Can you extract every one of the lines below and reproduce each exactly as it appears?

## Labeled box records
....

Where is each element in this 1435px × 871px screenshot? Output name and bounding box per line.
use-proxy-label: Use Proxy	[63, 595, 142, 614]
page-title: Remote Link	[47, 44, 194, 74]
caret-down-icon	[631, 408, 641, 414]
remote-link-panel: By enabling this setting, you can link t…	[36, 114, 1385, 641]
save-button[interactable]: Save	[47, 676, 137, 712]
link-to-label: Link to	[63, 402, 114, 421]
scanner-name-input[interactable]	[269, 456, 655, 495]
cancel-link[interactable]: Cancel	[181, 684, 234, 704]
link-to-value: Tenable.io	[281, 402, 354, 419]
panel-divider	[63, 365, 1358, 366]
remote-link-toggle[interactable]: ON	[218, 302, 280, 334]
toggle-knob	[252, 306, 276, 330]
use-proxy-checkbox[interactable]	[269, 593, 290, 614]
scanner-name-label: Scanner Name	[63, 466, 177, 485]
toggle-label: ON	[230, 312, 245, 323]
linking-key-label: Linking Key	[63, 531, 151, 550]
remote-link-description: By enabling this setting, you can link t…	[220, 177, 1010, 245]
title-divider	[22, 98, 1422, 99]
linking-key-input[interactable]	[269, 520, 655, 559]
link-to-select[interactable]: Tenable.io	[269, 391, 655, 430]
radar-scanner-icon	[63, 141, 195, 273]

....

## Written solution
Where is each element in this 1435px × 871px screenshot? Output name and bounding box per line.
use-proxy-label: Use Proxy	[63, 595, 142, 614]
page-title: Remote Link	[47, 44, 194, 74]
caret-down-icon	[631, 408, 641, 414]
remote-link-panel: By enabling this setting, you can link t…	[36, 114, 1385, 641]
save-button[interactable]: Save	[47, 676, 137, 712]
link-to-label: Link to	[63, 402, 114, 421]
scanner-name-input[interactable]	[269, 456, 655, 495]
cancel-link[interactable]: Cancel	[181, 684, 234, 704]
link-to-value: Tenable.io	[281, 402, 354, 419]
panel-divider	[63, 365, 1358, 366]
remote-link-toggle[interactable]: ON	[218, 302, 280, 334]
toggle-knob	[252, 306, 276, 330]
use-proxy-checkbox[interactable]	[269, 593, 290, 614]
scanner-name-label: Scanner Name	[63, 466, 177, 485]
toggle-label: ON	[230, 312, 245, 323]
linking-key-label: Linking Key	[63, 531, 151, 550]
remote-link-description: By enabling this setting, you can link t…	[220, 177, 1010, 245]
title-divider	[22, 98, 1422, 99]
linking-key-input[interactable]	[269, 520, 655, 559]
link-to-select[interactable]: Tenable.io	[269, 391, 655, 430]
radar-scanner-icon	[63, 141, 195, 273]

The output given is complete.